Required task => Which lines hold the word "your"? Show each of them.

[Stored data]
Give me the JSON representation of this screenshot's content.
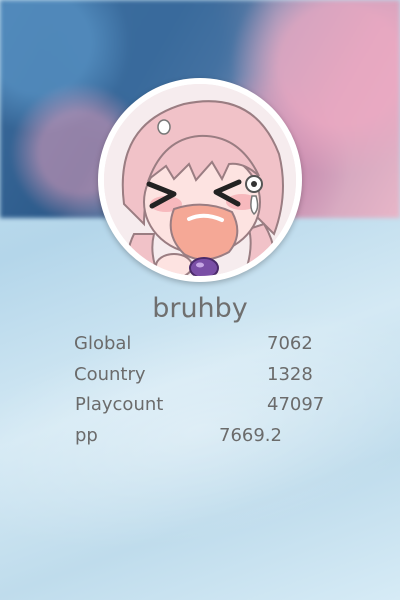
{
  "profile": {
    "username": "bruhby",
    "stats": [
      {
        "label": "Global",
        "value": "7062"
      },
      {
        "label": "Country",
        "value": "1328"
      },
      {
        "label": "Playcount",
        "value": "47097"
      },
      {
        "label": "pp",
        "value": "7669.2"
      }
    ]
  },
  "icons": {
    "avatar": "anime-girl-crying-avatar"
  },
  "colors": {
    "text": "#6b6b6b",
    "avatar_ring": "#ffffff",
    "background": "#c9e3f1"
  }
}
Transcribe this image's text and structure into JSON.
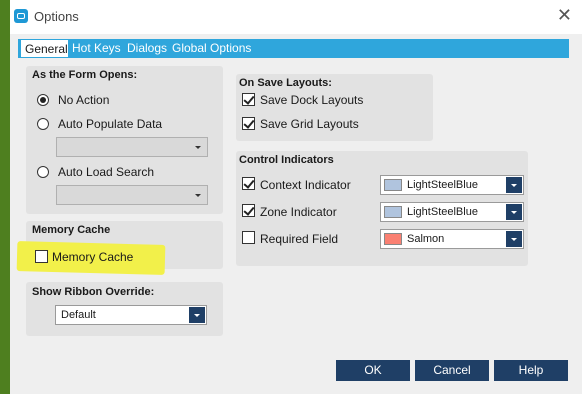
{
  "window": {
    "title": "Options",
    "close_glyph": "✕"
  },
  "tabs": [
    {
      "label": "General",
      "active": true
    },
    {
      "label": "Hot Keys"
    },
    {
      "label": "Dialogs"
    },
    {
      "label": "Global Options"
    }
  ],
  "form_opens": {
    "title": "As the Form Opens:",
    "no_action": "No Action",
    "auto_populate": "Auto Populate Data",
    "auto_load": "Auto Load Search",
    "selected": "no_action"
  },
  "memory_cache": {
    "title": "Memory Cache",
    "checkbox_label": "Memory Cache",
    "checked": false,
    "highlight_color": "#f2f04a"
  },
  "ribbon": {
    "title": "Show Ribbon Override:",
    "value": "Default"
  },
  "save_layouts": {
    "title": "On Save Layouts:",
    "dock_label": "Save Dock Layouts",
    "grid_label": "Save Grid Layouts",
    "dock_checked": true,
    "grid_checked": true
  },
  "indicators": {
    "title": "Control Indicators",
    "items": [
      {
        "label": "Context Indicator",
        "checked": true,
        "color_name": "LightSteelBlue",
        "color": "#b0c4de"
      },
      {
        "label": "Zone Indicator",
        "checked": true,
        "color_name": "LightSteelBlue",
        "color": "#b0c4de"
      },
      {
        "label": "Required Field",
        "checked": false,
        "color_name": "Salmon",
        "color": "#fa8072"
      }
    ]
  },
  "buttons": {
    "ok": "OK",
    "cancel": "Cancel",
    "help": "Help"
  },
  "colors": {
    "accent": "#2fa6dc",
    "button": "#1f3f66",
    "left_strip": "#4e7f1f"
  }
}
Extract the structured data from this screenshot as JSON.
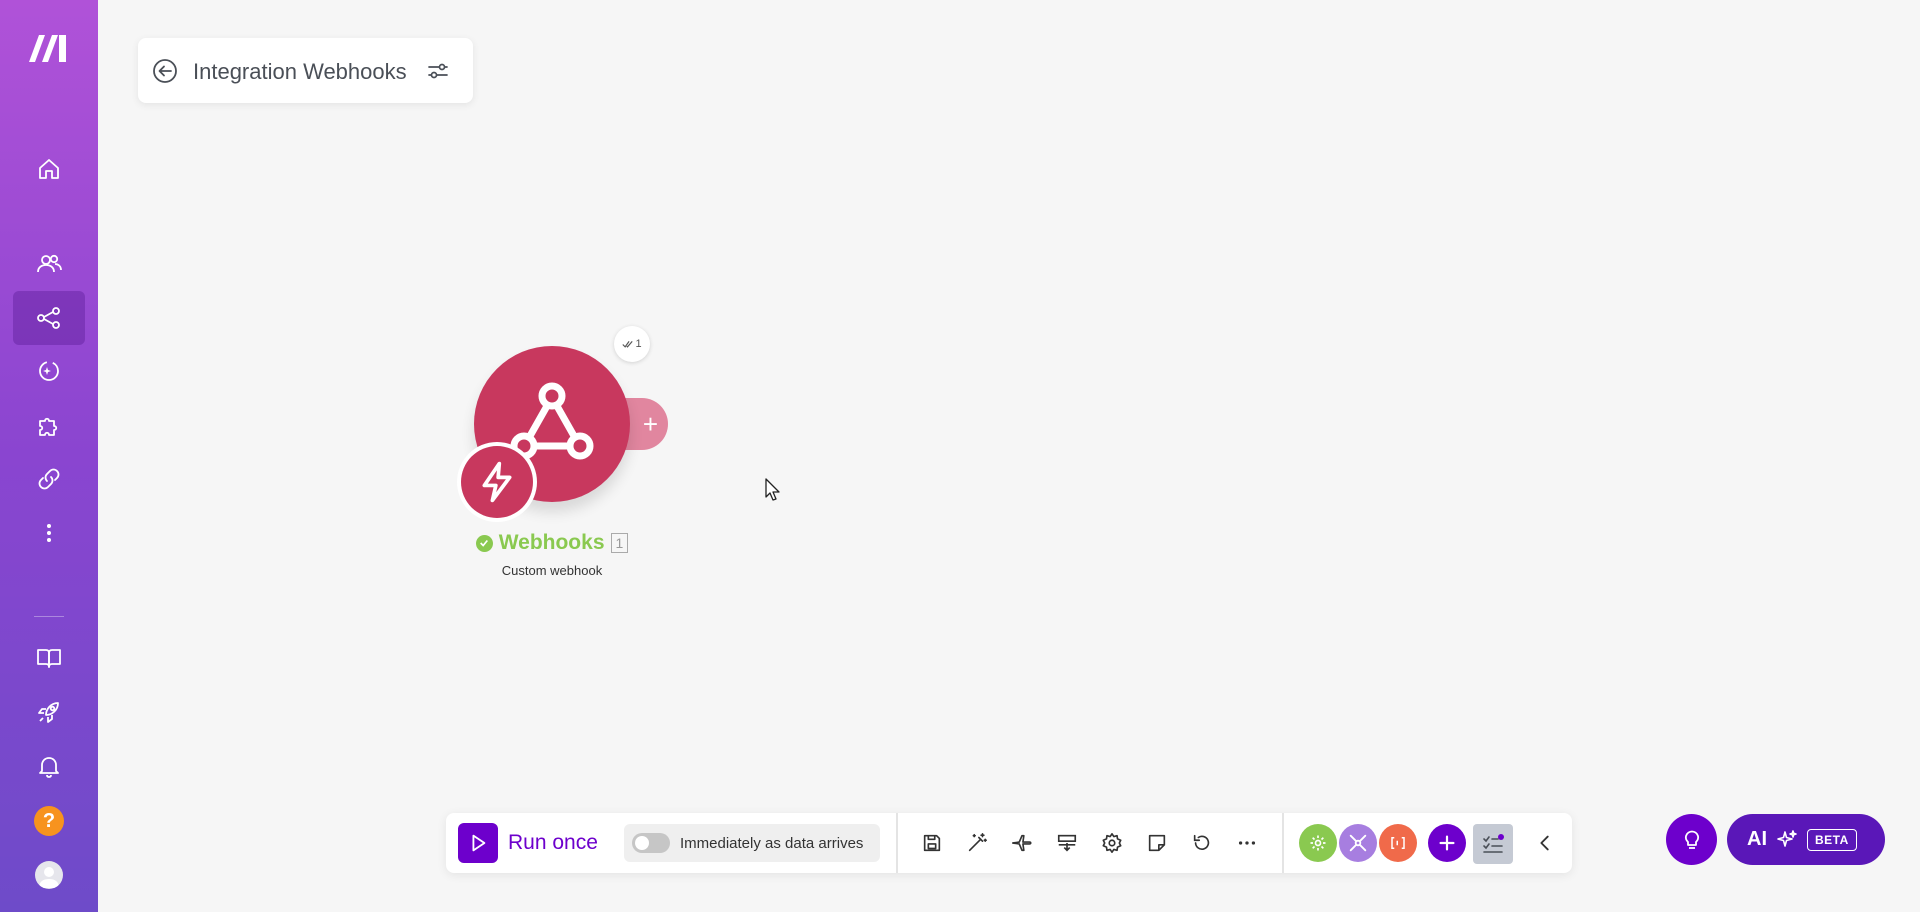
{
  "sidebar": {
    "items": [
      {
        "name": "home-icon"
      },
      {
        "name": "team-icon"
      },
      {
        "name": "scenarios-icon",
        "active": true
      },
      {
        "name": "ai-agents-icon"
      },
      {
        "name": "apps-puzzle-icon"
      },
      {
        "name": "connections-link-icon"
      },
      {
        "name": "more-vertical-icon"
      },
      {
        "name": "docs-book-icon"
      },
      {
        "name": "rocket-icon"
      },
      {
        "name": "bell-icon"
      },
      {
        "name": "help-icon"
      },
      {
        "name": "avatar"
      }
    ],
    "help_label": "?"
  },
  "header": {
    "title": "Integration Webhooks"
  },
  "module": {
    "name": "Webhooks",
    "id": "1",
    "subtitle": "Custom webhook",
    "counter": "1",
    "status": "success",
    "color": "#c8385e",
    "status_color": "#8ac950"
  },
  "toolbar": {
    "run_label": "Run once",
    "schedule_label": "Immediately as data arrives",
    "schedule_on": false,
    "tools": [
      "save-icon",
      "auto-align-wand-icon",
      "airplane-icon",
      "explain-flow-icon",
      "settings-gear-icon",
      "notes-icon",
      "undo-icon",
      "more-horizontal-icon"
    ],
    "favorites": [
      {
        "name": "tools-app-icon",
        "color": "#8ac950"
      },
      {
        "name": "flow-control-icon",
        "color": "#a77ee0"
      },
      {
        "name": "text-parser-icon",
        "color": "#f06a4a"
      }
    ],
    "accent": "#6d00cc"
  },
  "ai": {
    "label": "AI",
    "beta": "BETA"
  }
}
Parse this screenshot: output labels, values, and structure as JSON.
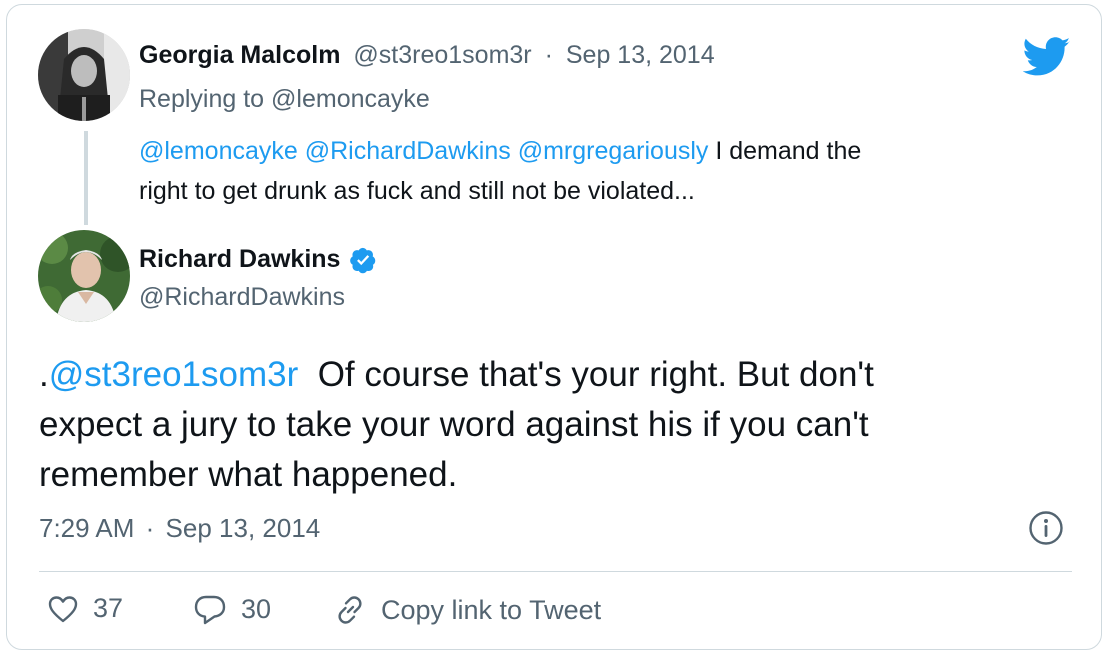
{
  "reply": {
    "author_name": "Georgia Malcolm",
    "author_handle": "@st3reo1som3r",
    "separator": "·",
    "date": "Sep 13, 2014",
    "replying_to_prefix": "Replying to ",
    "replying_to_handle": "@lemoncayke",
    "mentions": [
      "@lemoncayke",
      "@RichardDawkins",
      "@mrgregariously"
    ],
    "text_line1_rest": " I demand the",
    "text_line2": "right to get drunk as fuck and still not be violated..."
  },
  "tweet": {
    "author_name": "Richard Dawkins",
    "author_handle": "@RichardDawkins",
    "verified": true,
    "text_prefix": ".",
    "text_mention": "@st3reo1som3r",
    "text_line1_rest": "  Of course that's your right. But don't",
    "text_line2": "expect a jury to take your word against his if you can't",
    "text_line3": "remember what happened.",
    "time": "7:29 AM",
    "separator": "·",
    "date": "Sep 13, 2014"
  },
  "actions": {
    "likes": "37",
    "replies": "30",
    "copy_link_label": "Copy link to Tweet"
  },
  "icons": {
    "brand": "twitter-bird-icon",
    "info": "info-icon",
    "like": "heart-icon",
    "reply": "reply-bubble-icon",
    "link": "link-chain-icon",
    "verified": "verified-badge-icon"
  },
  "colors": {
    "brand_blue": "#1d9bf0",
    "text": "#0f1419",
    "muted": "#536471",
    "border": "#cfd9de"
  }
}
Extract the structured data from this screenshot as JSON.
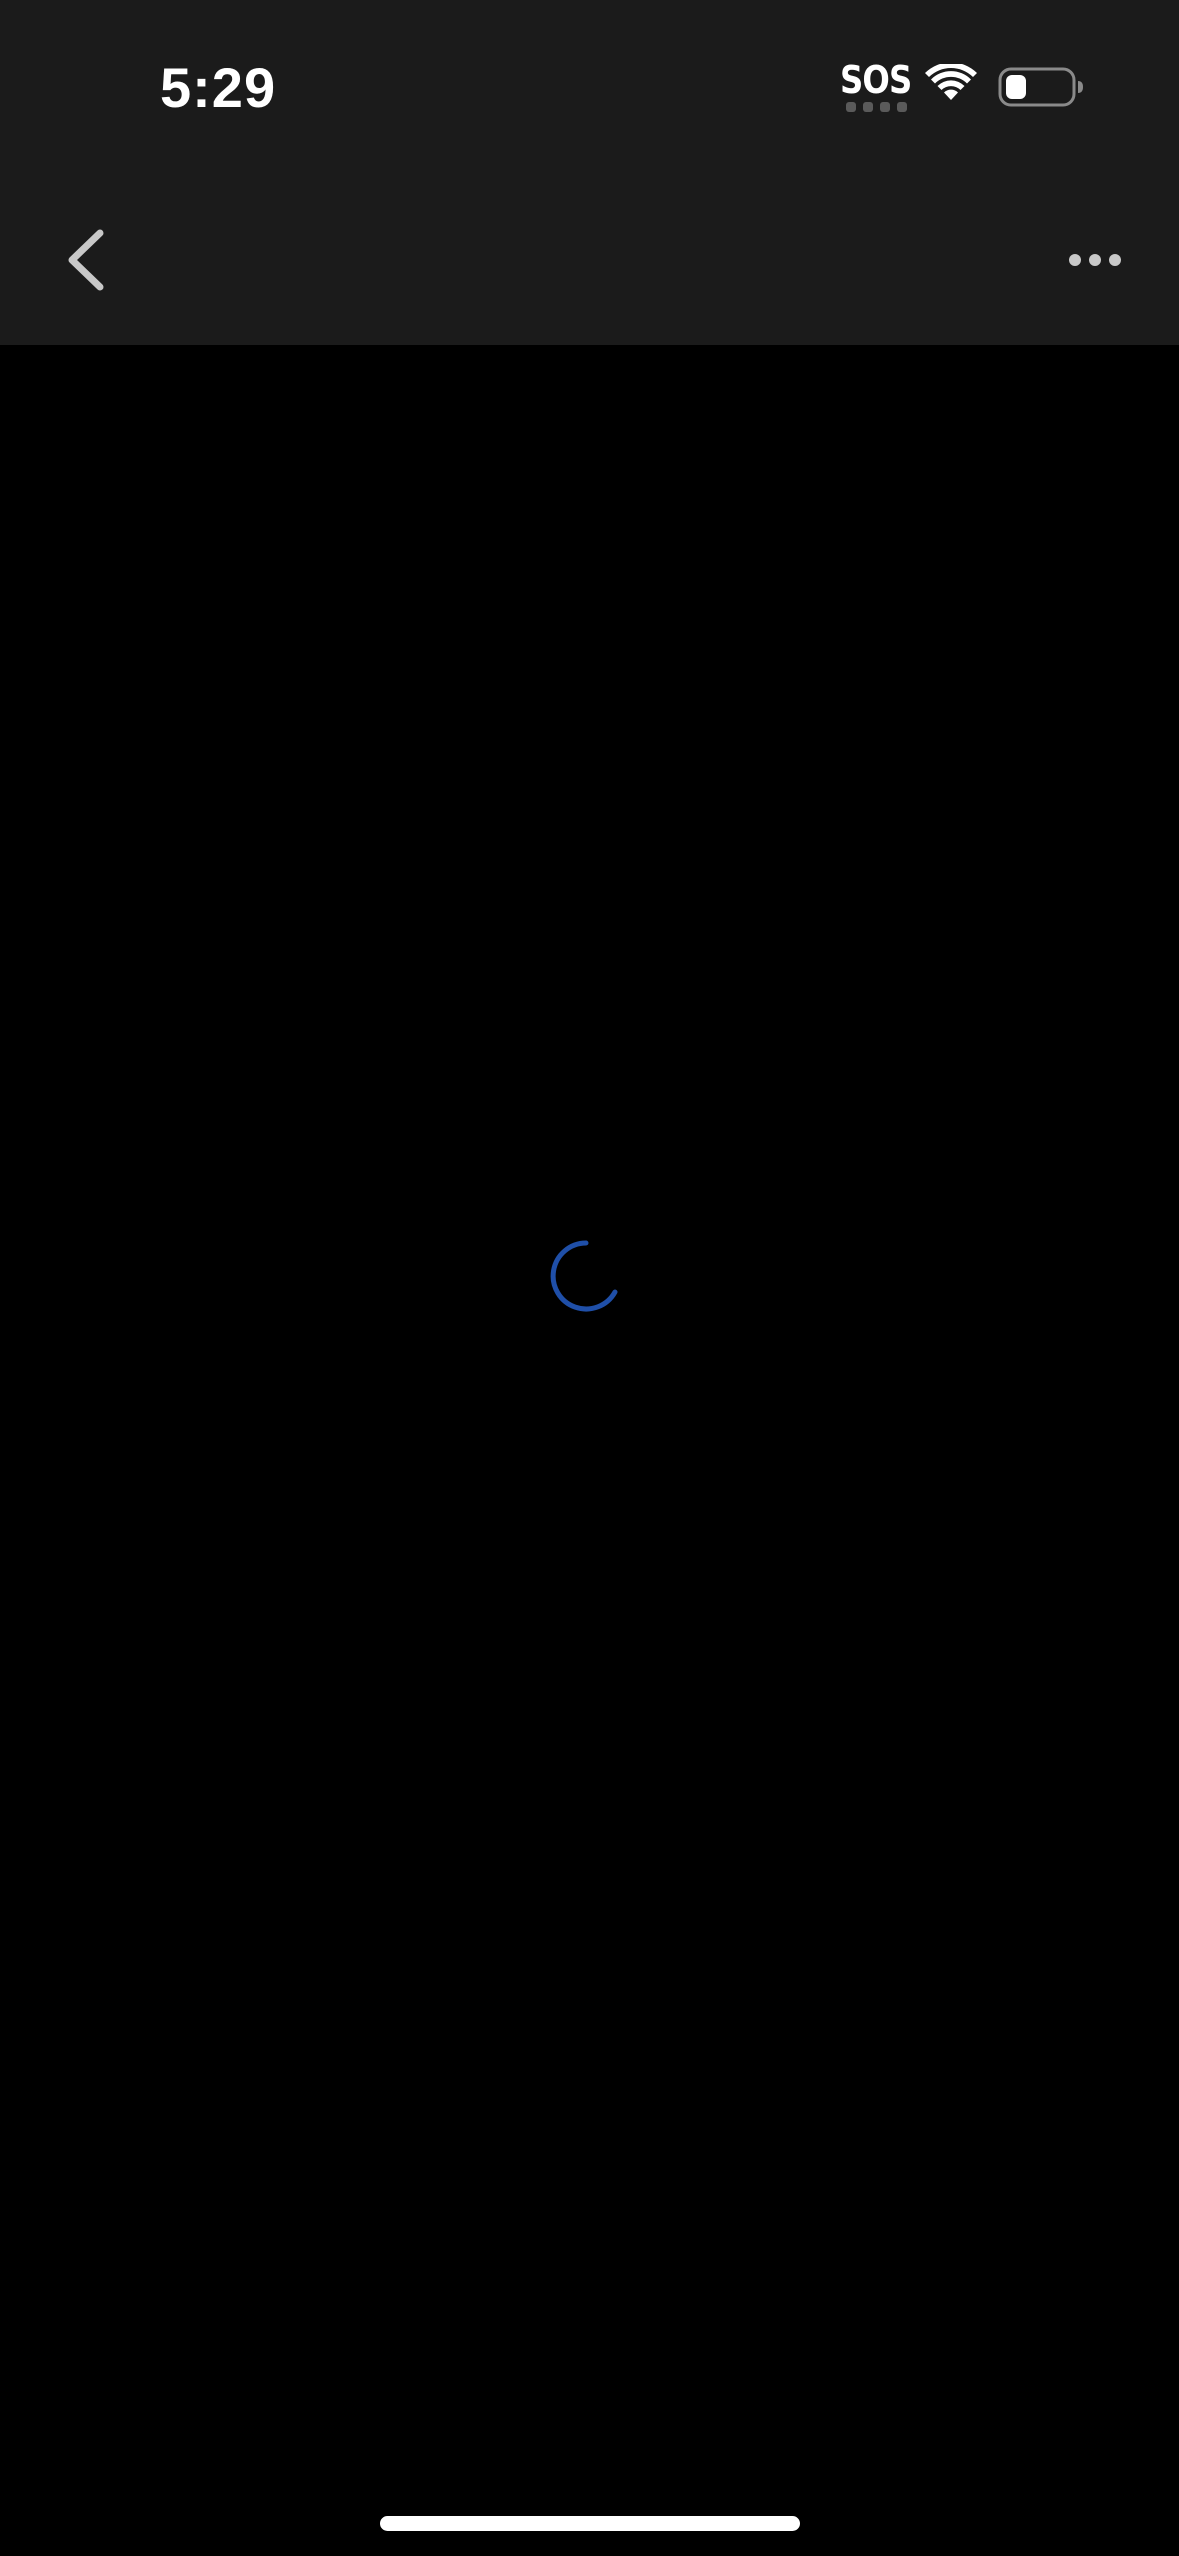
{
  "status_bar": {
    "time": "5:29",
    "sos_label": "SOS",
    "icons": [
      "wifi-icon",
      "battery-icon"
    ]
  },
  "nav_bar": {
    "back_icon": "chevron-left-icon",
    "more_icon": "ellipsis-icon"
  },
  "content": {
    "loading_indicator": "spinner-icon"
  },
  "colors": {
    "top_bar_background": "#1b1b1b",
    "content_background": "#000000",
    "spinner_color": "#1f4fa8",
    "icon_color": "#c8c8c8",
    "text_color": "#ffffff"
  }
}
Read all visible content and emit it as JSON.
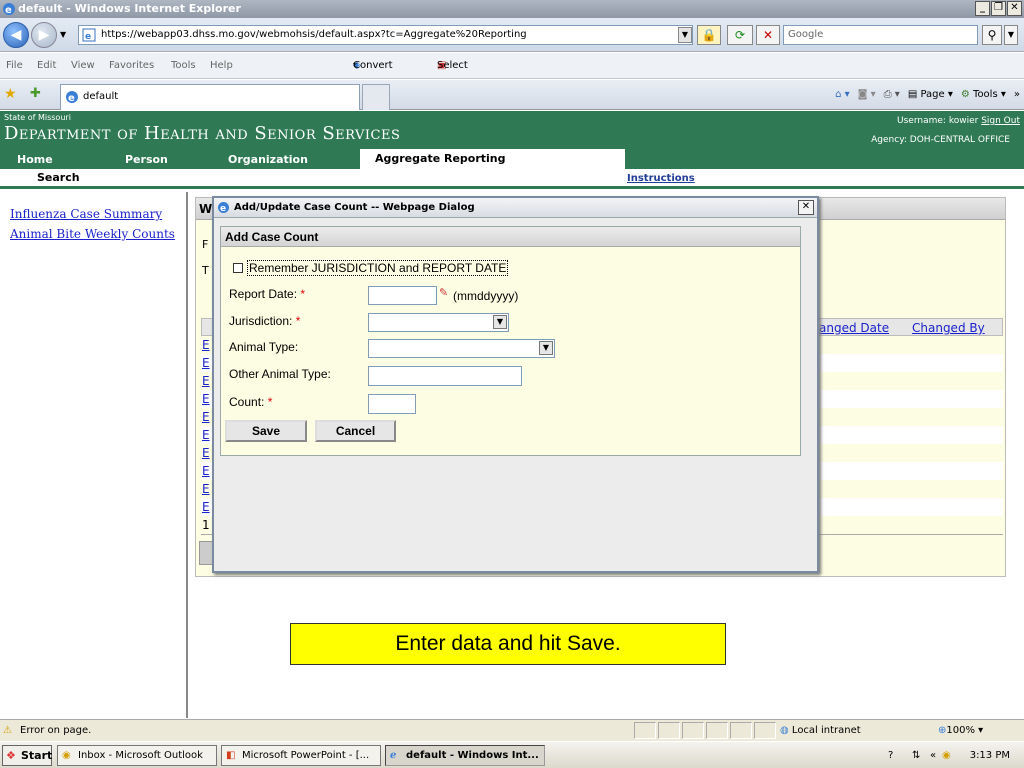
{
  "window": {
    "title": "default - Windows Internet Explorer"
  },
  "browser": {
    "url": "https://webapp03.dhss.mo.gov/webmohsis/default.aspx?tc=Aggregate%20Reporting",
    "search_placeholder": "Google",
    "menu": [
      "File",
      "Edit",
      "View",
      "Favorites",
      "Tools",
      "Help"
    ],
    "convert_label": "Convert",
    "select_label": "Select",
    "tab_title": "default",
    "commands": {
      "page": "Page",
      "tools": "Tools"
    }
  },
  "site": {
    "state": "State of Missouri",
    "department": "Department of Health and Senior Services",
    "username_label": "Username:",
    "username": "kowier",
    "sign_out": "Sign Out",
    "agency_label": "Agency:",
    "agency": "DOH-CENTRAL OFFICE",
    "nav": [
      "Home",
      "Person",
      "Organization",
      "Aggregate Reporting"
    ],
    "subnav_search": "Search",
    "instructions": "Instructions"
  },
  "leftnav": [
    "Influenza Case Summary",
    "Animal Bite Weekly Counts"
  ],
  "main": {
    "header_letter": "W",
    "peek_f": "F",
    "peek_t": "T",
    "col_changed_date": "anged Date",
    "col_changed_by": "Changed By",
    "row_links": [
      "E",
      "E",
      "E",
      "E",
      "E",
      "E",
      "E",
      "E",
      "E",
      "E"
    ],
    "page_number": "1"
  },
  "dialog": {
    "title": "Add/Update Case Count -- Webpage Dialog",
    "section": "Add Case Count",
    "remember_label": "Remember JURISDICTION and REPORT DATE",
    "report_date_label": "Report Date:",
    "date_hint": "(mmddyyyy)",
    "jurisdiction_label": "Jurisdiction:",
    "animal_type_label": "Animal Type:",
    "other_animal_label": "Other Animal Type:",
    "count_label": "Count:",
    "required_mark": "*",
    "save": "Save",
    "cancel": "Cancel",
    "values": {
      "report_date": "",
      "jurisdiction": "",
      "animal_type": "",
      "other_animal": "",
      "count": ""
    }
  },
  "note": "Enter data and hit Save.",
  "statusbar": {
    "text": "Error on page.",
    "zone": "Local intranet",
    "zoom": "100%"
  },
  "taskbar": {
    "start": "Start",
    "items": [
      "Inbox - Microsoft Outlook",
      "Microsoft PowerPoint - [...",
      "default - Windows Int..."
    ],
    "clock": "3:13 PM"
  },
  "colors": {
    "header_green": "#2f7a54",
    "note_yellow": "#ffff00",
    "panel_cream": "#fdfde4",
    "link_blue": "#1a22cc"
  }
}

Answer in full =>
    "text_line1_rest": "  Of course that's your right. But don't",
    "text_line2": "expect a jury to take your word against his if you can't",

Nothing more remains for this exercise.